▶ [Problem requirements]:
Where does the string "osob" appear in the records? Copy every line that contains it.

▶ [Supplied data]:
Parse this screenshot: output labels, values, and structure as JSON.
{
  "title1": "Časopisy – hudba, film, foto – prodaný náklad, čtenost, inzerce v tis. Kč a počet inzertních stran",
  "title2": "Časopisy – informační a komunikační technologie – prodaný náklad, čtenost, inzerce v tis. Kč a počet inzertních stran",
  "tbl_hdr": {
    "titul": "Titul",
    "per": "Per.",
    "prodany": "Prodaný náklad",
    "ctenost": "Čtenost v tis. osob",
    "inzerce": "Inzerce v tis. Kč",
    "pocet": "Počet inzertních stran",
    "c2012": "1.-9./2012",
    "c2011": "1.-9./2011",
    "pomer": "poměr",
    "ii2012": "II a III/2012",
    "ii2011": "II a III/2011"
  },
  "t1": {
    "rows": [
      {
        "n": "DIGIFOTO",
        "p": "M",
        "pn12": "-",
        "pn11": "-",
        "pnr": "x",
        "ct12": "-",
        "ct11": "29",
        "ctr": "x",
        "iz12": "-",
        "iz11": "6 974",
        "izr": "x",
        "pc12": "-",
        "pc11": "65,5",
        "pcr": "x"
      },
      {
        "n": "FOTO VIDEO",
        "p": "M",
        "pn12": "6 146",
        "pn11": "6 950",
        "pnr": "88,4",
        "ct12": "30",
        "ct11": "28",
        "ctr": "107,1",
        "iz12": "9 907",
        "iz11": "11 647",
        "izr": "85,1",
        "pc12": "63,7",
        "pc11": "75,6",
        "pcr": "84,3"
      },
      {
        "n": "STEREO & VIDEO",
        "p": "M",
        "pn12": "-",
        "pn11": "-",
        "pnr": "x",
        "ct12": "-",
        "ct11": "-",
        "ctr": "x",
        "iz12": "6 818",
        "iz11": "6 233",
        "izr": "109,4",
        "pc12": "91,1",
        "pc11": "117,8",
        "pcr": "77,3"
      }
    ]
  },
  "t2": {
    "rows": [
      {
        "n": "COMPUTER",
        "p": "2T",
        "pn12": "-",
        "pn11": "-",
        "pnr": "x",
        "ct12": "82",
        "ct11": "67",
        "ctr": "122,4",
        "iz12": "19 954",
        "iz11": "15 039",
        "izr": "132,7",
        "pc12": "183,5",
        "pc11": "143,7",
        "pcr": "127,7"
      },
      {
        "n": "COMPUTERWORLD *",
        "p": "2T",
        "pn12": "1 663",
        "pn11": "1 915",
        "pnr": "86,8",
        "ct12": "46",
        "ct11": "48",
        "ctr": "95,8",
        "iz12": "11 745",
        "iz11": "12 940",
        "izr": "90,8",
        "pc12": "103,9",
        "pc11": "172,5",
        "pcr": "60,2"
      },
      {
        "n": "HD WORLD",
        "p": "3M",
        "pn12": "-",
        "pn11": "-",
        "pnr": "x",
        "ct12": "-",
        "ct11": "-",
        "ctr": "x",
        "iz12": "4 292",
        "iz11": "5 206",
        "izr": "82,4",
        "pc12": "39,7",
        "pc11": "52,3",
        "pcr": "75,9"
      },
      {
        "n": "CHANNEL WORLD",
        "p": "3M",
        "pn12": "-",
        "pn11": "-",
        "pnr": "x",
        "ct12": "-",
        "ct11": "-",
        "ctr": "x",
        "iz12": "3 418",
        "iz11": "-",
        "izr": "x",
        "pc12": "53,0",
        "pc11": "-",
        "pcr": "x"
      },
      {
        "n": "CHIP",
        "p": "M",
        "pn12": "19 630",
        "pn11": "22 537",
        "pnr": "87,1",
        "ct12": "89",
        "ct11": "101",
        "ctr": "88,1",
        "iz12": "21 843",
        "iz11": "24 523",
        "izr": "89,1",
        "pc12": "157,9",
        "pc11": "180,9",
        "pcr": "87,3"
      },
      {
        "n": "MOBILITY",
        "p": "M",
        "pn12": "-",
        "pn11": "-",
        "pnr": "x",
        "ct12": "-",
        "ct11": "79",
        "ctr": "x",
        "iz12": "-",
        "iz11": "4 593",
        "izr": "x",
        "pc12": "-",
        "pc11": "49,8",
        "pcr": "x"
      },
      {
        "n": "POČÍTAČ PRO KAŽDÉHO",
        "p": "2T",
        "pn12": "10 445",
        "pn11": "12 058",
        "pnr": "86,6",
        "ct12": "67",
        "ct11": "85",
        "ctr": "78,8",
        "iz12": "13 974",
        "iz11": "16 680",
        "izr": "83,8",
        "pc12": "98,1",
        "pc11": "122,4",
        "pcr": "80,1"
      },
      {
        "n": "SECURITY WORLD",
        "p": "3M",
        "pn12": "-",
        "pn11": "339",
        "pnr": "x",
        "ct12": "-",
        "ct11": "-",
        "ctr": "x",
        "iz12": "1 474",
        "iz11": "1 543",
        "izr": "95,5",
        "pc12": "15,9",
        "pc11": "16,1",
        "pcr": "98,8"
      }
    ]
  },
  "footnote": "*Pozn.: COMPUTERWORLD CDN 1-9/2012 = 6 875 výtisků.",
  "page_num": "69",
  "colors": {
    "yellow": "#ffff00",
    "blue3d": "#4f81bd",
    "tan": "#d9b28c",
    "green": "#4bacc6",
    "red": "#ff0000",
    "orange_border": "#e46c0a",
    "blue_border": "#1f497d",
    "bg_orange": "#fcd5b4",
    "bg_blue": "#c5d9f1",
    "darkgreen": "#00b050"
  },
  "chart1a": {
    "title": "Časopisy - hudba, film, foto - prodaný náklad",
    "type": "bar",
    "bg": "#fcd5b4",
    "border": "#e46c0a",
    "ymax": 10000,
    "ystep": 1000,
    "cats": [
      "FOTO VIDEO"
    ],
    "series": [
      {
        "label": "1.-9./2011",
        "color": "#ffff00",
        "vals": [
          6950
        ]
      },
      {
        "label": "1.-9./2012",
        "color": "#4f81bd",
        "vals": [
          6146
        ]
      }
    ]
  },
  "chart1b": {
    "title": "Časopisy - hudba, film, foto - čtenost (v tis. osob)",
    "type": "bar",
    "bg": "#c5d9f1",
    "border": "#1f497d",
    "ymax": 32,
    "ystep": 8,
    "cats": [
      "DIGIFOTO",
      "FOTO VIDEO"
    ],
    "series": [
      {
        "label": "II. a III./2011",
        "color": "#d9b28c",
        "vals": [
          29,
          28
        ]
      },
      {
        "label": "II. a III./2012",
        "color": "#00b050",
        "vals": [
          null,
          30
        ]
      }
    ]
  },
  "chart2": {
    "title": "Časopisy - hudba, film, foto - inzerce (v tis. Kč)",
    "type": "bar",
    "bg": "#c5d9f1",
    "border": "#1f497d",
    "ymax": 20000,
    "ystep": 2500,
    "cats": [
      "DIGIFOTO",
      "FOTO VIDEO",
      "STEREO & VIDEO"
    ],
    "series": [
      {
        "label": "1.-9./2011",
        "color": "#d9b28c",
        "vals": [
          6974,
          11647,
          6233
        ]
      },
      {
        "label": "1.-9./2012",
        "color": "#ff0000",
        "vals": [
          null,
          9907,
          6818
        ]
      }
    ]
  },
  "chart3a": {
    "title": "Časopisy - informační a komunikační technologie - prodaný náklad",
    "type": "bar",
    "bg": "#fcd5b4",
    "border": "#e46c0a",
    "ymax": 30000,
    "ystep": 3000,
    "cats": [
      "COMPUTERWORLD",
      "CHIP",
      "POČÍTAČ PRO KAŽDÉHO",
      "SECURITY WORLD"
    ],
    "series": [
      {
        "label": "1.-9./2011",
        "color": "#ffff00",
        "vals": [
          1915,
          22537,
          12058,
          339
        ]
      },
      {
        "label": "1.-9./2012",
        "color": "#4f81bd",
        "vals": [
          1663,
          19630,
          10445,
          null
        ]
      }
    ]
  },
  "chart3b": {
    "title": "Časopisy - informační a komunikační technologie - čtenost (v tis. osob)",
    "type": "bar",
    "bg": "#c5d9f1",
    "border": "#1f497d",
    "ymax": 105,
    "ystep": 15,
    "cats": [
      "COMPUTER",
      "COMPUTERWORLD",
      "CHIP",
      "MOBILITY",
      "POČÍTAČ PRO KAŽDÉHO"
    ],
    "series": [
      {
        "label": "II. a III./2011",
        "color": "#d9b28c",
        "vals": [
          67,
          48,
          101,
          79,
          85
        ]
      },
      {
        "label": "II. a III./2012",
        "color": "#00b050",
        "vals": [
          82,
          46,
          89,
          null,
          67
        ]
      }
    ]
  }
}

▶ [Finished exercise]:
    "ctenost": "Čtenost v tis. osob",
    "title": "Časopisy - hudba, film, foto - čtenost (v tis. osob)",
    "title": "Časopisy - informační a komunikační technologie - čtenost (v tis. osob)",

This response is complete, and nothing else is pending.